--- START Records to process ---
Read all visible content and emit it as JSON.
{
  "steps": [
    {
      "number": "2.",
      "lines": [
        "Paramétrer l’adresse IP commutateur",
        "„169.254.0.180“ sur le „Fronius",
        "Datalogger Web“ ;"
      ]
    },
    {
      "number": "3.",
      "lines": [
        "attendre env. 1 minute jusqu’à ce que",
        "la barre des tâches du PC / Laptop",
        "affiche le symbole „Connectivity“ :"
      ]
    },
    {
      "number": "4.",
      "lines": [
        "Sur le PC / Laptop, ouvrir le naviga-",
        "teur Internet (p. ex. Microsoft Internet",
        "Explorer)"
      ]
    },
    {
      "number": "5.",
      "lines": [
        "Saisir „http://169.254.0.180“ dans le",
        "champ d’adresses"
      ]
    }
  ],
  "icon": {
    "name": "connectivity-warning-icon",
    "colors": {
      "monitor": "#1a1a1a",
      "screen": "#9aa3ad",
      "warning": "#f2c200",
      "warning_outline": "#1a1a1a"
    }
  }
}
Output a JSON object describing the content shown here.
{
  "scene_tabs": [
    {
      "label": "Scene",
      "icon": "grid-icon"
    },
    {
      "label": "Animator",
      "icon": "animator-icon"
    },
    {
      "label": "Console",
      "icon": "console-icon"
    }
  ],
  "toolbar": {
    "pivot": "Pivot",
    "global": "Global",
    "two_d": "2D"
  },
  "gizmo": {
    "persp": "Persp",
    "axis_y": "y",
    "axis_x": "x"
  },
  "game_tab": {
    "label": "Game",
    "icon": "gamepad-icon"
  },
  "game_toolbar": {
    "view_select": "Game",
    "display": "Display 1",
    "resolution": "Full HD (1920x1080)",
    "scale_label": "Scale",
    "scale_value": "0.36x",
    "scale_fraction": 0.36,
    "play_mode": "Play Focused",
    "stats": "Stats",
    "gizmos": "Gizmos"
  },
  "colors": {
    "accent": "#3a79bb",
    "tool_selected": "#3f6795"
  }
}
--- END Records to process ---
[Goal] Reproduce the material in full, with no word added or dropped.

[Task result]
Read all visible content and emit it as JSON.
{
  "steps": [
    {
      "number": "2.",
      "lines": [
        "Paramétrer l’adresse IP commutateur",
        "„169.254.0.180“ sur le „Fronius",
        "Datalogger Web“ ;"
      ]
    },
    {
      "number": "3.",
      "lines": [
        "attendre env. 1 minute jusqu’à ce que",
        "la barre des tâches du PC / Laptop",
        "affiche le symbole „Connectivity“ :"
      ]
    },
    {
      "number": "4.",
      "lines": [
        "Sur le PC / Laptop, ouvrir le naviga-",
        "teur Internet (p. ex. Microsoft Internet",
        "Explorer)"
      ]
    },
    {
      "number": "5.",
      "lines": [
        "Saisir „http://169.254.0.180“ dans le",
        "champ d’adresses"
      ]
    }
  ],
  "icon": {
    "name": "connectivity-warning-icon",
    "colors": {
      "monitor": "#1a1a1a",
      "screen": "#9aa3ad",
      "warning": "#f2c200",
      "warning_outline": "#1a1a1a"
    }
  }
}
Output a JSON object describing the content shown here.
{
  "scene_tabs": [
    {
      "label": "Scene",
      "icon": "grid-icon"
    },
    {
      "label": "Animator",
      "icon": "animator-icon"
    },
    {
      "label": "Console",
      "icon": "console-icon"
    }
  ],
  "toolbar": {
    "pivot": "Pivot",
    "global": "Global",
    "two_d": "2D"
  },
  "gizmo": {
    "persp": "Persp",
    "axis_y": "y",
    "axis_x": "x"
  },
  "game_tab": {
    "label": "Game",
    "icon": "gamepad-icon"
  },
  "game_toolbar": {
    "view_select": "Game",
    "display": "Display 1",
    "resolution": "Full HD (1920x1080)",
    "scale_label": "Scale",
    "scale_value": "0.36x",
    "scale_fraction": 0.36,
    "play_mode": "Play Focused",
    "stats": "Stats",
    "gizmos": "Gizmos"
  },
  "colors": {
    "accent": "#3a79bb",
    "tool_selected": "#3f6795"
  }
}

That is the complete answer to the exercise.